> **Exercise tasks**
**1.** In the passage on payment due dates, what default period does section 11(1B) set for subcontracts?
**2.** Echo the passage on payment due dates verbatim, from "X.2.2   120 business" to "between them falls.".

> **Text excerpt**

□ □ □ □ □

Due Date for Payment

In New South Wales, this is not now such fertile ground, since section 11, as amended, now provides that

(1) Subject to this section and any other law, a progress payment to be made under a construction contract is payable in accordance with the applicable terms of the contract.

(1A) A progress payment to be made by a principal to a head contractor under a construction contract becomes due and payable on:

(a) the date occurring 15 business days after a payment claim is made under Part 3 in relation to the payment, except to the extent paragraph (b) applies, or

(b) an earlier date as provided in accordance with the terms of the contract.

 

There is similar provision for subcontracts in section 11(1B) except that the default period is there 30 business days.

In other words, express terms might advance the due date for payment of 15 business days from payment claim, but cannot retard it.

In other jurisdictions, there is more scope.  For example, the South Australian Act[3] provides at section 11 that:

(1)         A progress payment under a construction contract becomes due and payable—

(a)         on the date on which the payment becomes due and payable in accordance with the terms of the contract; or

(b)         if the contract makes no express provision with respect to the matter…

Arguably, there is a case here for a slightly different approach. Adjudicators can make determinations for money that is not yet due, but must identify the date when it is to become due. Thus, a ladder clause might well represent something of a curved ball for them, making it hard to avoid jurisdictional error:

SC X.2 The date on which a progress payment becomes due and payable is

X.2.1   240 business days after a payment claim is made, or if this subclause is void,

X.2.2   120 business days after a payment claim is made, or if this subclause is void,

X.2.3   60 business days after a payment claim is made, or if this subclause is void,

X.2.4   30 business days after a payment claim is made, or if this subclause is void,

X.2.5   20 business days after a payment claim is made.

The 240 day period might well be inimical under Minister of Commerce v Contrax principles. The 20 days is but a modest adaptation of the default period of 15 days.  It would be hard to be confident where the dividing line between them falls.

Other invitations

The Act contains other invitations, such as to agree an interest rate under section 11(2). But the Act provides that the applicable rate of interest is the default rate or the agreed rate whichever is the greater. So there is no point is reaching agreement as to these other matters. Better to rely on them as showing that the Act distinguishes between these other matters, which prevent effective agreement that is less advantageous to the claimant than the default position, and other ones where we are reaching express agreement and where the parties are evidently free to reach less advantageous agreement.

□ □ □ □ □

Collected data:
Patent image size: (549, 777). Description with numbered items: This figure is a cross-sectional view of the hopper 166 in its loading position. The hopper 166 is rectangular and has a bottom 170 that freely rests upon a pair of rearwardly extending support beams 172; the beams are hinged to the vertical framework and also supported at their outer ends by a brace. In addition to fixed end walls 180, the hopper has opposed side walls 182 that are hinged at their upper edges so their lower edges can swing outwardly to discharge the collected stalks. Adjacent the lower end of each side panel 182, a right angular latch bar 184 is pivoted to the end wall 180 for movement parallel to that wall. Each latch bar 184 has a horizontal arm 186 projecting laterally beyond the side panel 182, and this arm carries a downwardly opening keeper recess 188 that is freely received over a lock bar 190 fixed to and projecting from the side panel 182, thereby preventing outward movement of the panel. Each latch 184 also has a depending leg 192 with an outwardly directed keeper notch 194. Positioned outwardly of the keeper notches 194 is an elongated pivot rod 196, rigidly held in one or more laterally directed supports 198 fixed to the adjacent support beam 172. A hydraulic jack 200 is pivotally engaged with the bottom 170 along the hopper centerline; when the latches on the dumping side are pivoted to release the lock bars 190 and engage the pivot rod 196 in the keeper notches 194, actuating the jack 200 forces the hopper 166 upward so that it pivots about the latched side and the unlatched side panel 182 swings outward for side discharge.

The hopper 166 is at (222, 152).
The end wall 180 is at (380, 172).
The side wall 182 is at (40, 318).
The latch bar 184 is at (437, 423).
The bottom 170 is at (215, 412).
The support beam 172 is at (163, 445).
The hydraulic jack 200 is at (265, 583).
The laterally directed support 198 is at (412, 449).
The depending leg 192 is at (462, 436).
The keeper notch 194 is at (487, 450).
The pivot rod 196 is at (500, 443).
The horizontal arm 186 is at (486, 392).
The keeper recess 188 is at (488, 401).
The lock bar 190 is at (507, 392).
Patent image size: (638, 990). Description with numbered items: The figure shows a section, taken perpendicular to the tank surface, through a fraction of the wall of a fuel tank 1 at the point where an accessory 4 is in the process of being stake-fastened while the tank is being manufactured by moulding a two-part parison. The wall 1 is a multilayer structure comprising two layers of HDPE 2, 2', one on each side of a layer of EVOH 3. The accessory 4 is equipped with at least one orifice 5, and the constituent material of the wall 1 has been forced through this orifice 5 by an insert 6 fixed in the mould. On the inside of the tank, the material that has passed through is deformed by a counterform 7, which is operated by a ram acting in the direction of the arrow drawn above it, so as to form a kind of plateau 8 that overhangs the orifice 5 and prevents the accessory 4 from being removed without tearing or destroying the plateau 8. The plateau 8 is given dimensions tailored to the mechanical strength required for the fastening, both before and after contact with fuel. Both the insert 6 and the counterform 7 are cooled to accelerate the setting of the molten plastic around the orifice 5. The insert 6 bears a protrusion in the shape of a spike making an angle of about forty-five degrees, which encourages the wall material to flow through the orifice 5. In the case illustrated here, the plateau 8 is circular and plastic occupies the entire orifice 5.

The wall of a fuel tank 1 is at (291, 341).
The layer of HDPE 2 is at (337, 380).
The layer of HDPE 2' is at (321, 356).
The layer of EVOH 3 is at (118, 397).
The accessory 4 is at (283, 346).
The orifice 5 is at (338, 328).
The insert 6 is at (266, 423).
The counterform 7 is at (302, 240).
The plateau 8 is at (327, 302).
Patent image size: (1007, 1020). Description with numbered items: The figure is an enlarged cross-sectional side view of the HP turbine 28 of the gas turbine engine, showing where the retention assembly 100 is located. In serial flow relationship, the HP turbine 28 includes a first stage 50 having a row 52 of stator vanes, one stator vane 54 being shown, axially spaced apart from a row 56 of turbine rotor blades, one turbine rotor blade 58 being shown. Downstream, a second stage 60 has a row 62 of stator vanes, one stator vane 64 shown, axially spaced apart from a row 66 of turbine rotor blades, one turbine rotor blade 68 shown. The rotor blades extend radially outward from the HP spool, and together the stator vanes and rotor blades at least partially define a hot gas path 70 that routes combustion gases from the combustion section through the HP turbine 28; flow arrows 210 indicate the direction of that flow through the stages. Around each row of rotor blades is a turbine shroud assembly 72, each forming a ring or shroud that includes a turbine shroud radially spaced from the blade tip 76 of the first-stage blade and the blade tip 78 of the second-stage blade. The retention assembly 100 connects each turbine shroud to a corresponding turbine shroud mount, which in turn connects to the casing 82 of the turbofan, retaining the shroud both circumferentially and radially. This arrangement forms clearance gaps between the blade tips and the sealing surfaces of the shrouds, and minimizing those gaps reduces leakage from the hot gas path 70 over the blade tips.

□ □ □ □ □

> **Results by task**
**1.** 30 business days.

**2.**
X.2.2   120 business days after a payment claim is made, or if this subclause is void,

X.2.3   60 business days after a payment claim is made, or if this subclause is void,

X.2.4   30 business days after a payment claim is made, or if this subclause is void,

X.2.5   20 business days after a payment claim is made.

The 240 day period might well be inimical under Minister of Commerce v Contrax principles. The 20 days is but a modest adaptation of the default period of 15 days.  It would be hard to be confident where the dividing line between them falls.